◆ Dataset rows
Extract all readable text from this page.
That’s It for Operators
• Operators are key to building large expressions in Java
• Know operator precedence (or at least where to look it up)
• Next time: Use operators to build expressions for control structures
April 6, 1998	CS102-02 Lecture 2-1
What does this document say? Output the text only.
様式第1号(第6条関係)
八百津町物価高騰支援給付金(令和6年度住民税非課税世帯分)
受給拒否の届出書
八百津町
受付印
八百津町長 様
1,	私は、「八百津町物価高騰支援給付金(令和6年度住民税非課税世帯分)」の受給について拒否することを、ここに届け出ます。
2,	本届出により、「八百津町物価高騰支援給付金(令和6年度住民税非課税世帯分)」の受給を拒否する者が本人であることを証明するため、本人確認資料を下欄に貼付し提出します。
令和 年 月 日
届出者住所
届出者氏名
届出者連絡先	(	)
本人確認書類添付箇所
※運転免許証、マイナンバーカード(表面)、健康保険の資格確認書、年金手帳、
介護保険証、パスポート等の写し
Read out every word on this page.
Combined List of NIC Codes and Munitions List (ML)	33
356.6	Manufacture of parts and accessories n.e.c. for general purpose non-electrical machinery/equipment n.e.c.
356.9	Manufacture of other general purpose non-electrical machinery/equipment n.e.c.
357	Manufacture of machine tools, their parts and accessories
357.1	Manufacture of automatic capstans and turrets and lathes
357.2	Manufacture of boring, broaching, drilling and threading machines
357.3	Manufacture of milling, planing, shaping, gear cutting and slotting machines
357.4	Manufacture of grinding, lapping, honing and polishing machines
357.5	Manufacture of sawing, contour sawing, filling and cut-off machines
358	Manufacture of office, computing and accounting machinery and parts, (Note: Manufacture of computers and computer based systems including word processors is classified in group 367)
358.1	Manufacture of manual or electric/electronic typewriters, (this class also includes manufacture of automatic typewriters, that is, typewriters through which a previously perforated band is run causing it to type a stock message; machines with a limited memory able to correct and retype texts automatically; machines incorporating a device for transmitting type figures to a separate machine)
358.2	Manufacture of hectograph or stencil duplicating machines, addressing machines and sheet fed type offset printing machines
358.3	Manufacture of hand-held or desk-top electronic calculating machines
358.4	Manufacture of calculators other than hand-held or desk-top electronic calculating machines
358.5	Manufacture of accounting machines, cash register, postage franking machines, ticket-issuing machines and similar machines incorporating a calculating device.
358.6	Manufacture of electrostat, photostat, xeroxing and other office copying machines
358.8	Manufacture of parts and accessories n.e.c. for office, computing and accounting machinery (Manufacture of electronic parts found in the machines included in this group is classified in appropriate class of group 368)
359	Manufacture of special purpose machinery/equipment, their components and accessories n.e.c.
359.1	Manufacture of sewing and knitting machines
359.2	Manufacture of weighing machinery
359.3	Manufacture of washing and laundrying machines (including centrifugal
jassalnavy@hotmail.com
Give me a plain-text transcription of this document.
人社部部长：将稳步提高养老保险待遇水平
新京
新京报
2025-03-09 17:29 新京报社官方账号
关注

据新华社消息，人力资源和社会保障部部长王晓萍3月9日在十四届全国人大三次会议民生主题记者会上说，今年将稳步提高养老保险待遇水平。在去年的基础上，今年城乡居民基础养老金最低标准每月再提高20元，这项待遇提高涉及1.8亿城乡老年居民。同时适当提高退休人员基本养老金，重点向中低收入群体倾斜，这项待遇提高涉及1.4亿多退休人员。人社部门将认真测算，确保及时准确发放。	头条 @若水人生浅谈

◆ Prompt
Pull out all lines of the data with the string "word".

◆ Output for this exercise
Read out every word on this page.
358	Manufacture of office, computing and accounting machinery and parts, (Note: Manufacture of computers and computer based systems including word processors is classified in group 367)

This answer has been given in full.